DIRECTIONS FOR THIS TASK:
Repeat the material verbatim. Images are excluded from the copy.

RECORDS:
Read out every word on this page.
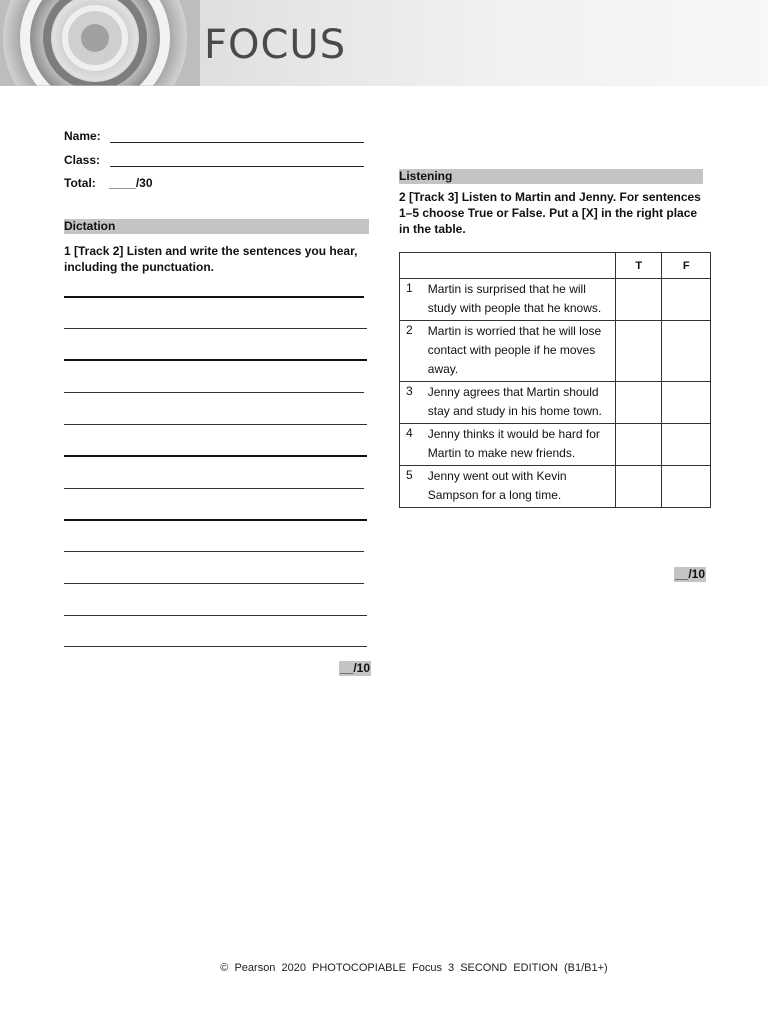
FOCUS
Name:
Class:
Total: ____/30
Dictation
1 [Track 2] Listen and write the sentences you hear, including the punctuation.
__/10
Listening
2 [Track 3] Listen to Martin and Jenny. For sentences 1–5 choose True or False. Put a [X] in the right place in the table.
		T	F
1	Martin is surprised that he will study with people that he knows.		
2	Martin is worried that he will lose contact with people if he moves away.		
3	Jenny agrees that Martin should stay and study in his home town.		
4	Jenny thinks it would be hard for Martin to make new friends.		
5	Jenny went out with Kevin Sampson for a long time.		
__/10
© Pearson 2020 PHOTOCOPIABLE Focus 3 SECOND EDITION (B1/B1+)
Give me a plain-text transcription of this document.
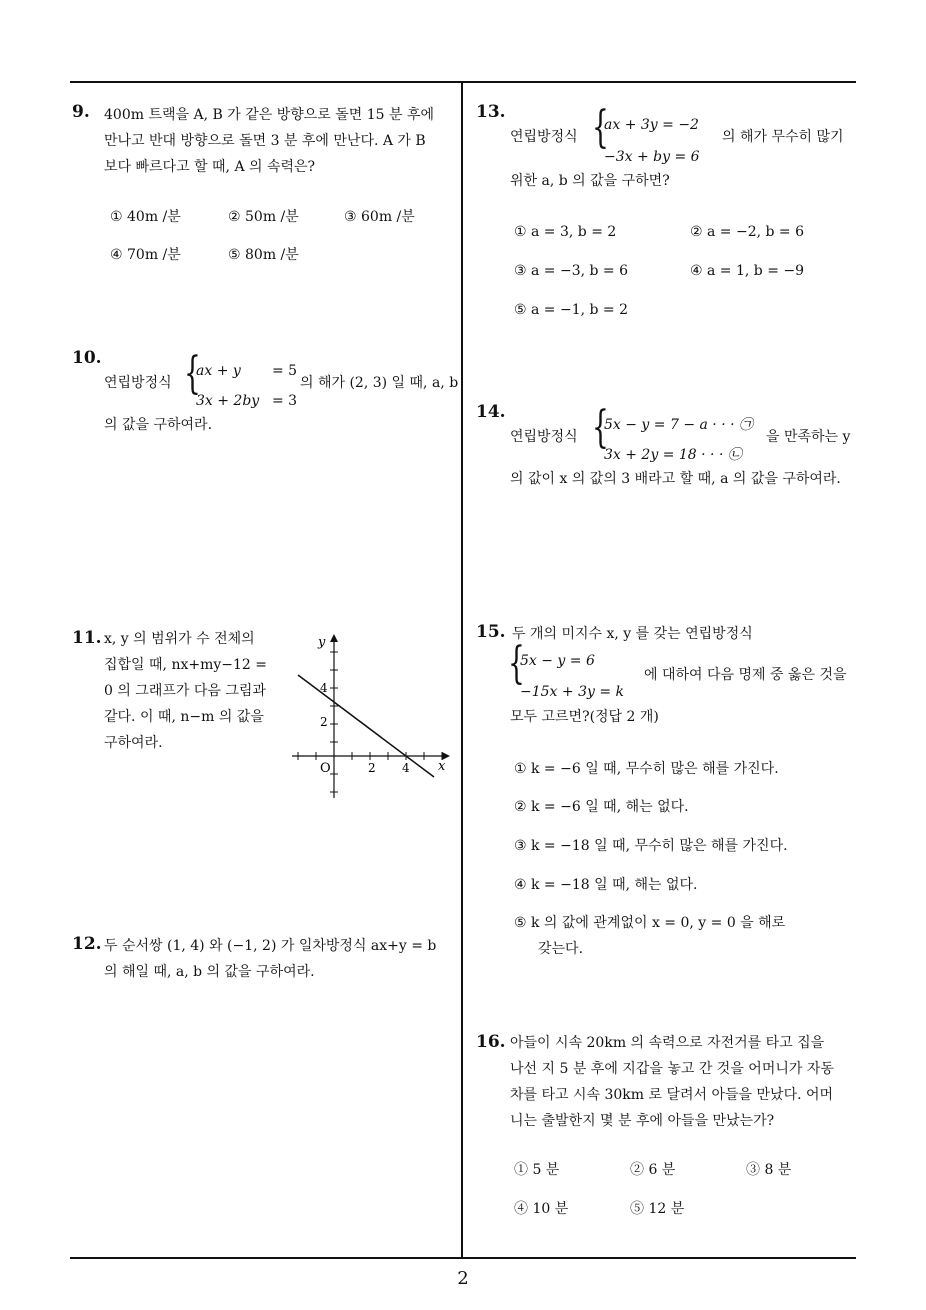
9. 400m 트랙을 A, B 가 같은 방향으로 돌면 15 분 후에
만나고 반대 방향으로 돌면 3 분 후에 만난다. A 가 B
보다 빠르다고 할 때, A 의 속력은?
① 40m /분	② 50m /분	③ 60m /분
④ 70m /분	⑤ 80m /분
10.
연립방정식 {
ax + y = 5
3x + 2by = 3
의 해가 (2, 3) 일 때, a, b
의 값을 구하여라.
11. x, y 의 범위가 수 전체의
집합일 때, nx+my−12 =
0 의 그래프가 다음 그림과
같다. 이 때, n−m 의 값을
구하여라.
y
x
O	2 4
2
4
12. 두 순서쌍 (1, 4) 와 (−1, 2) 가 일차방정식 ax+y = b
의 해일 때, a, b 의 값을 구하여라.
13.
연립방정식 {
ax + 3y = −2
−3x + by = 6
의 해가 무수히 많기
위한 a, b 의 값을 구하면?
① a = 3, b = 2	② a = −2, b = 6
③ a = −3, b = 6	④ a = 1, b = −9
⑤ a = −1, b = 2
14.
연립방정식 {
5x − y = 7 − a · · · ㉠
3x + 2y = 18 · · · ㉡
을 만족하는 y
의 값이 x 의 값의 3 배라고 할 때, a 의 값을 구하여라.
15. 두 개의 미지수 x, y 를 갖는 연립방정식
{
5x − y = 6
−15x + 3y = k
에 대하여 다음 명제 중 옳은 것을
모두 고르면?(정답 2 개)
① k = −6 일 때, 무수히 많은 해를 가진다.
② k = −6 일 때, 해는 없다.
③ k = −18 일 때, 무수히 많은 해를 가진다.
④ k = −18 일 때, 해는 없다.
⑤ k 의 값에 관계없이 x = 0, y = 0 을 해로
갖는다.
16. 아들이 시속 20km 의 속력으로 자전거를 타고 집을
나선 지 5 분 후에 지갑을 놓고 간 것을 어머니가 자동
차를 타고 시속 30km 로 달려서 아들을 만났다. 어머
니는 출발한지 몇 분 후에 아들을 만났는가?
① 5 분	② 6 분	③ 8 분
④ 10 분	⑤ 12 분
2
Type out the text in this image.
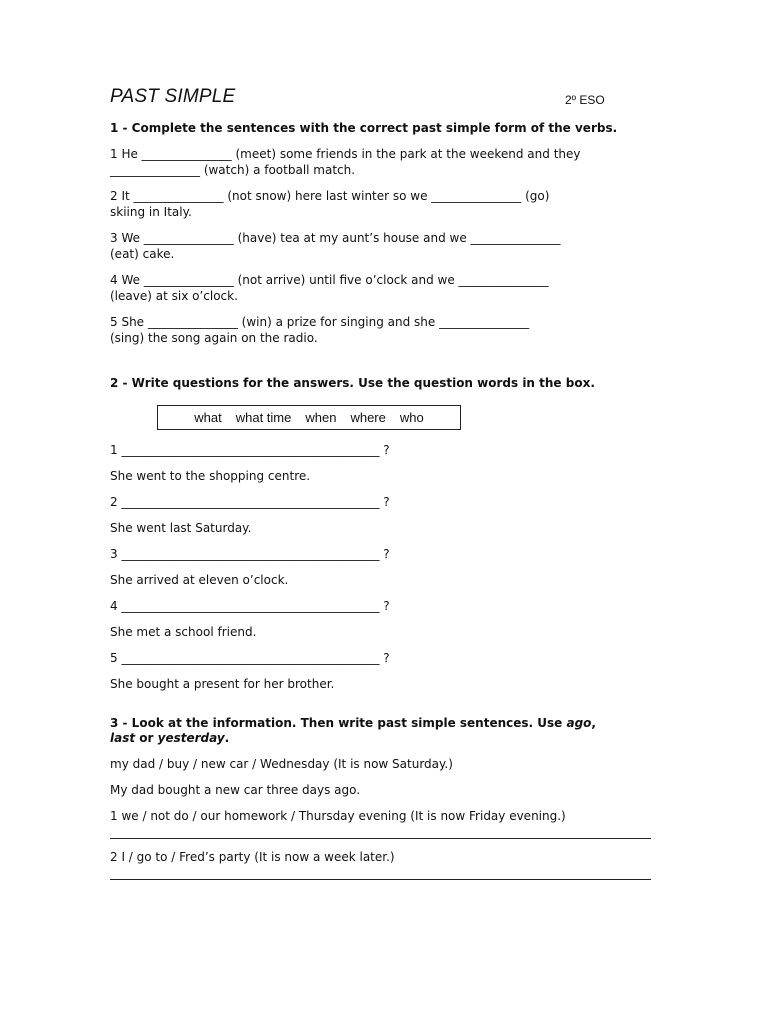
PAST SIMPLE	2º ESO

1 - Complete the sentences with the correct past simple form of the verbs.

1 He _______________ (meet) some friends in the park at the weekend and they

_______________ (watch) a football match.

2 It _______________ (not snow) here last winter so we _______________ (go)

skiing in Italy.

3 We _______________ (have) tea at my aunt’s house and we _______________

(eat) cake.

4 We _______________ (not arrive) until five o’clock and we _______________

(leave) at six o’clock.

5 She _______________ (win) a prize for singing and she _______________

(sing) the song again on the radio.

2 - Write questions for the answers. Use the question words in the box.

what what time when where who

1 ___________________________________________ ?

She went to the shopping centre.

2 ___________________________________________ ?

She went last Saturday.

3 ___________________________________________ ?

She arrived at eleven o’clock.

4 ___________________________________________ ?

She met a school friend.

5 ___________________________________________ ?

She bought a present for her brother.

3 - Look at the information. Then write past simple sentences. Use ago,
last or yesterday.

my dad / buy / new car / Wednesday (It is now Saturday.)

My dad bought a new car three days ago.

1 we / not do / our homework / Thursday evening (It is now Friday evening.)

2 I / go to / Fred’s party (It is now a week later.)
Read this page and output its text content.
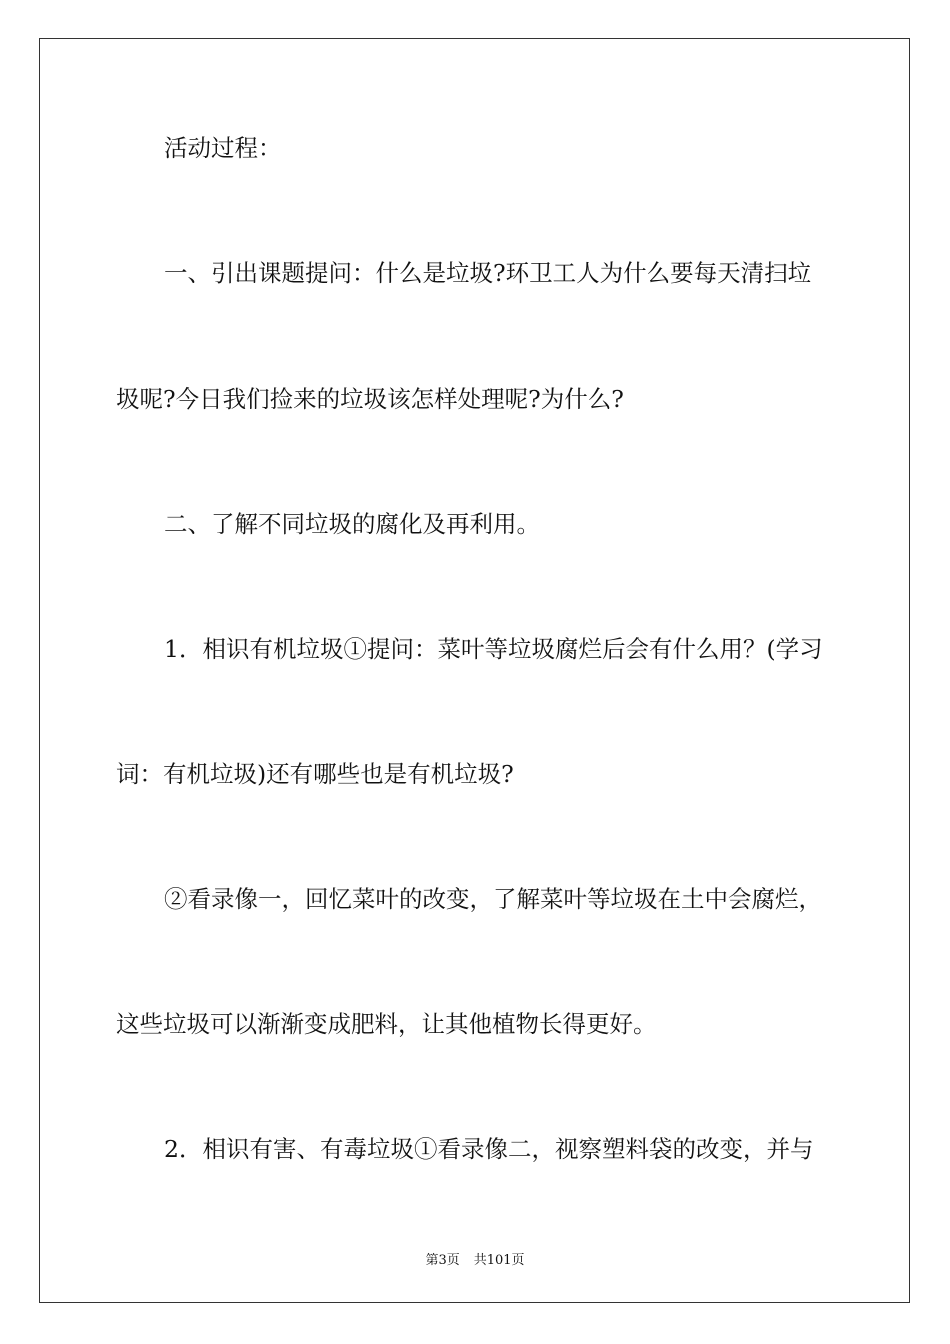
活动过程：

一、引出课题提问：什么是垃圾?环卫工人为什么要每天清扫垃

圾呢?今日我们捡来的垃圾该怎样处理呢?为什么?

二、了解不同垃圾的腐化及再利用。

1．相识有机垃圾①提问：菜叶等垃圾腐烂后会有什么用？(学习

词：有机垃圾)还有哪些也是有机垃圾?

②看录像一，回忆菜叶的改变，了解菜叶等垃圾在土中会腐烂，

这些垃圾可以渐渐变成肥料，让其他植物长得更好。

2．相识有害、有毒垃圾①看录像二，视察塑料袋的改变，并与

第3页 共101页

RESULT OF THE TASK:
Read out every word on this page.
FOCUS
Name:
Class:
Total: ____/30
Dictation
1 [Track 2] Listen and write the sentences you hear, including the punctuation.
__/10
Listening
2 [Track 3] Listen to Martin and Jenny. For sentences 1–5 choose True or False. Put a [X] in the right place in the table.
		T	F
1	Martin is surprised that he will study with people that he knows.		
2	Martin is worried that he will lose contact with people if he moves away.		
3	Jenny agrees that Martin should stay and study in his home town.		
4	Jenny thinks it would be hard for Martin to make new friends.		
5	Jenny went out with Kevin Sampson for a long time.		
__/10
© Pearson 2020 PHOTOCOPIABLE Focus 3 SECOND EDITION (B1/B1+)
Give me a plain-text transcription of this document.
9. 400m 트랙을 A, B 가 같은 방향으로 돌면 15 분 후에
만나고 반대 방향으로 돌면 3 분 후에 만난다. A 가 B
보다 빠르다고 할 때, A 의 속력은?
① 40m /분	② 50m /분	③ 60m /분
④ 70m /분	⑤ 80m /분
10.
연립방정식 {
ax + y = 5
3x + 2by = 3
의 해가 (2, 3) 일 때, a, b
의 값을 구하여라.
11. x, y 의 범위가 수 전체의
집합일 때, nx+my−12 =
0 의 그래프가 다음 그림과
같다. 이 때, n−m 의 값을
구하여라.
y
x
O	2 4
2
4
12. 두 순서쌍 (1, 4) 와 (−1, 2) 가 일차방정식 ax+y = b
의 해일 때, a, b 의 값을 구하여라.
13.
연립방정식 {
ax + 3y = −2
−3x + by = 6
의 해가 무수히 많기
위한 a, b 의 값을 구하면?
① a = 3, b = 2	② a = −2, b = 6
③ a = −3, b = 6	④ a = 1, b = −9
⑤ a = −1, b = 2
14.
연립방정식 {
5x − y = 7 − a · · · ㉠
3x + 2y = 18 · · · ㉡
을 만족하는 y
의 값이 x 의 값의 3 배라고 할 때, a 의 값을 구하여라.
15. 두 개의 미지수 x, y 를 갖는 연립방정식
{
5x − y = 6
−15x + 3y = k
에 대하여 다음 명제 중 옳은 것을
모두 고르면?(정답 2 개)
① k = −6 일 때, 무수히 많은 해를 가진다.
② k = −6 일 때, 해는 없다.
③ k = −18 일 때, 무수히 많은 해를 가진다.
④ k = −18 일 때, 해는 없다.
⑤ k 의 값에 관계없이 x = 0, y = 0 을 해로
갖는다.
16. 아들이 시속 20km 의 속력으로 자전거를 타고 집을
나선 지 5 분 후에 지갑을 놓고 간 것을 어머니가 자동
차를 타고 시속 30km 로 달려서 아들을 만났다. 어머
니는 출발한지 몇 분 후에 아들을 만났는가?
① 5 분	② 6 분	③ 8 분
④ 10 분	⑤ 12 분
2
Type out the text in this image.
PAST SIMPLE	2º ESO

1 - Complete the sentences with the correct past simple form of the verbs.

1 He _______________ (meet) some friends in the park at the weekend and they

_______________ (watch) a football match.

2 It _______________ (not snow) here last winter so we _______________ (go)

skiing in Italy.

3 We _______________ (have) tea at my aunt’s house and we _______________

(eat) cake.

4 We _______________ (not arrive) until five o’clock and we _______________

(leave) at six o’clock.

5 She _______________ (win) a prize for singing and she _______________

(sing) the song again on the radio.

2 - Write questions for the answers. Use the question words in the box.

what what time when where who

1 ___________________________________________ ?

She went to the shopping centre.

2 ___________________________________________ ?

She went last Saturday.

3 ___________________________________________ ?

She arrived at eleven o’clock.

4 ___________________________________________ ?

She met a school friend.

5 ___________________________________________ ?

She bought a present for her brother.

3 - Look at the information. Then write past simple sentences. Use ago,
last or yesterday.

my dad / buy / new car / Wednesday (It is now Saturday.)

My dad bought a new car three days ago.

1 we / not do / our homework / Thursday evening (It is now Friday evening.)

2 I / go to / Fred’s party (It is now a week later.)
Read this page and output its text content.
活动过程：

一、引出课题提问：什么是垃圾?环卫工人为什么要每天清扫垃

圾呢?今日我们捡来的垃圾该怎样处理呢?为什么?

二、了解不同垃圾的腐化及再利用。

1．相识有机垃圾①提问：菜叶等垃圾腐烂后会有什么用？(学习

词：有机垃圾)还有哪些也是有机垃圾?

②看录像一，回忆菜叶的改变，了解菜叶等垃圾在土中会腐烂，

这些垃圾可以渐渐变成肥料，让其他植物长得更好。

2．相识有害、有毒垃圾①看录像二，视察塑料袋的改变，并与

第3页 共101页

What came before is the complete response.